(Data entries for graphics)
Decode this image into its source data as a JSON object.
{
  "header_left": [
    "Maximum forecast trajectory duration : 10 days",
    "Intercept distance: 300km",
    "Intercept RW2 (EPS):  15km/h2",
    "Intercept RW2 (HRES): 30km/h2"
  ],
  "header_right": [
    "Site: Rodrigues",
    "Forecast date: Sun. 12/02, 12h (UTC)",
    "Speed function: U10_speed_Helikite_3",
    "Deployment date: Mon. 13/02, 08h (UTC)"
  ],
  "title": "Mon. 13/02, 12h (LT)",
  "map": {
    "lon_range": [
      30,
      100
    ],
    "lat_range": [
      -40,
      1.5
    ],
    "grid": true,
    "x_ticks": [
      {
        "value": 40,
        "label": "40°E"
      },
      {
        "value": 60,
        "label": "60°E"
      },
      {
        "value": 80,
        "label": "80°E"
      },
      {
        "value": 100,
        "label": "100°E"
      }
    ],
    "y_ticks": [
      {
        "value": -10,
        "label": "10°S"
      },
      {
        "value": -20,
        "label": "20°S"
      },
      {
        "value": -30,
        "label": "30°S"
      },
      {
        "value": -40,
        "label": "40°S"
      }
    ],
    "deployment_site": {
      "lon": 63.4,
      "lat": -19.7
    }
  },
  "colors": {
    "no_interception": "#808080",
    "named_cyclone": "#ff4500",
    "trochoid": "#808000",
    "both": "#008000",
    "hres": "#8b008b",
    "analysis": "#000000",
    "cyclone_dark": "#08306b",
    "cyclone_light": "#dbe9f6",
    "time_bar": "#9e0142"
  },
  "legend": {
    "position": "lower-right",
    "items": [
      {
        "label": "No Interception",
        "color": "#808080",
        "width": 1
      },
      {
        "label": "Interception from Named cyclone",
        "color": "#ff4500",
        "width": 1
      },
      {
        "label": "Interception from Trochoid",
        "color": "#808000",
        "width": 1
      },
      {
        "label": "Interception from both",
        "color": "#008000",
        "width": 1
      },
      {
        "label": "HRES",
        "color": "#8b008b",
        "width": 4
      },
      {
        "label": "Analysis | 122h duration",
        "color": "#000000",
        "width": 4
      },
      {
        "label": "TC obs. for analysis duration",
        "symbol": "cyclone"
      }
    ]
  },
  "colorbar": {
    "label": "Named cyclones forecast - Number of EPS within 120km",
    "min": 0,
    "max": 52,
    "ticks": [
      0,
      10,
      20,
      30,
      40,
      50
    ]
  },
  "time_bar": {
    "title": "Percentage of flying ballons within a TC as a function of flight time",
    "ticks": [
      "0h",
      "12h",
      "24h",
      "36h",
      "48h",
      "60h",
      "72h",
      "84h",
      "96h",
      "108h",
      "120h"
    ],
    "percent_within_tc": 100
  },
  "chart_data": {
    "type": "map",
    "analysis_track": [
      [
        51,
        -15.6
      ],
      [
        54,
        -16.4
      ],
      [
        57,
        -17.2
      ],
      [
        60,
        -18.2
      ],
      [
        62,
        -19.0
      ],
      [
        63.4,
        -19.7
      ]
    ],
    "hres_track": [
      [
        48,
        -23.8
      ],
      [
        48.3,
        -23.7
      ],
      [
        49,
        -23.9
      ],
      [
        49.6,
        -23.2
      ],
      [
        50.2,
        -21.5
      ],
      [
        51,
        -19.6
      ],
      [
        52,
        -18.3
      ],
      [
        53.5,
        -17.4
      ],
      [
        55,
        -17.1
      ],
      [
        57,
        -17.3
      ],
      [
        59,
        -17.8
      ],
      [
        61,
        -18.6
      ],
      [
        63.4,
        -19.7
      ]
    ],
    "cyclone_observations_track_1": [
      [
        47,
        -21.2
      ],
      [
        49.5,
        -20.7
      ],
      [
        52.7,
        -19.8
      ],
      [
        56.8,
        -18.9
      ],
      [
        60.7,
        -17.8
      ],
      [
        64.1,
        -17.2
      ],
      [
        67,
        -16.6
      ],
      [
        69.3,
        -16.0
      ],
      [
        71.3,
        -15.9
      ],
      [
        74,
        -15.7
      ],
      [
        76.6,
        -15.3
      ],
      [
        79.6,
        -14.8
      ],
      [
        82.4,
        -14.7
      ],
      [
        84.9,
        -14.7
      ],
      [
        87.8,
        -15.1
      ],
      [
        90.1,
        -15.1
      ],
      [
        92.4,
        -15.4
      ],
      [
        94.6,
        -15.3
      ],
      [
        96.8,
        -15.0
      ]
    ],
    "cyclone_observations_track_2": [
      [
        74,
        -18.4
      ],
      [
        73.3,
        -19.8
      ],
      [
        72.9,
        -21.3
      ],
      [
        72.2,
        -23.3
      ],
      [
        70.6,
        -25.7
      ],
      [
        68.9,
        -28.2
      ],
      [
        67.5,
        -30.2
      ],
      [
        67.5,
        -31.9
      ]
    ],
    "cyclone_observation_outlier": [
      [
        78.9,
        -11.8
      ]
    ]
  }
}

— AIM OF THE EXERCISE —
For each line of the entries that includes "value", show that line.

— THE REPLY —
        "value": 40,
        "value": 60,
        "value": 80,
        "value": 100,
        "value": -10,
        "value": -20,
        "value": -30,
        "value": -40,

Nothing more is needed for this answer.